REQUIRED WORK:
Extract all lines that hold "color" from the records below.

ENTRIES PROVIDED:
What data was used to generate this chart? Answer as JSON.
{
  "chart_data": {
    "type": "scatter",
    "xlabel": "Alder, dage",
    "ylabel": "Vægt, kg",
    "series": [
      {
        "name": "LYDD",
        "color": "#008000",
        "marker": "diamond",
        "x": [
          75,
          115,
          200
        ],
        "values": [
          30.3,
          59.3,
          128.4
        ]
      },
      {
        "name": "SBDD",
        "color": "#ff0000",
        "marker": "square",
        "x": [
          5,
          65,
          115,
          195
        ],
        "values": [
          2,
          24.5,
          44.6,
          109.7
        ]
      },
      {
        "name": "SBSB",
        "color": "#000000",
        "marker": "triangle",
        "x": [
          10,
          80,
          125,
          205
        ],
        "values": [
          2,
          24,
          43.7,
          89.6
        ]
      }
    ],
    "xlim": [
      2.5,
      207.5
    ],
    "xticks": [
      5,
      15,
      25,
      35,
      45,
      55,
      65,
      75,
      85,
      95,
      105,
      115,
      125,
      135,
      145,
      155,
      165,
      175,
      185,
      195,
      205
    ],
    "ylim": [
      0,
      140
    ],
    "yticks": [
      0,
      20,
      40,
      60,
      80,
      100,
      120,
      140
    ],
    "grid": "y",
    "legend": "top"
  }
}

COMPLETE ANSWER:
        "color": "#008000",
        "color": "#ff0000",
        "color": "#000000",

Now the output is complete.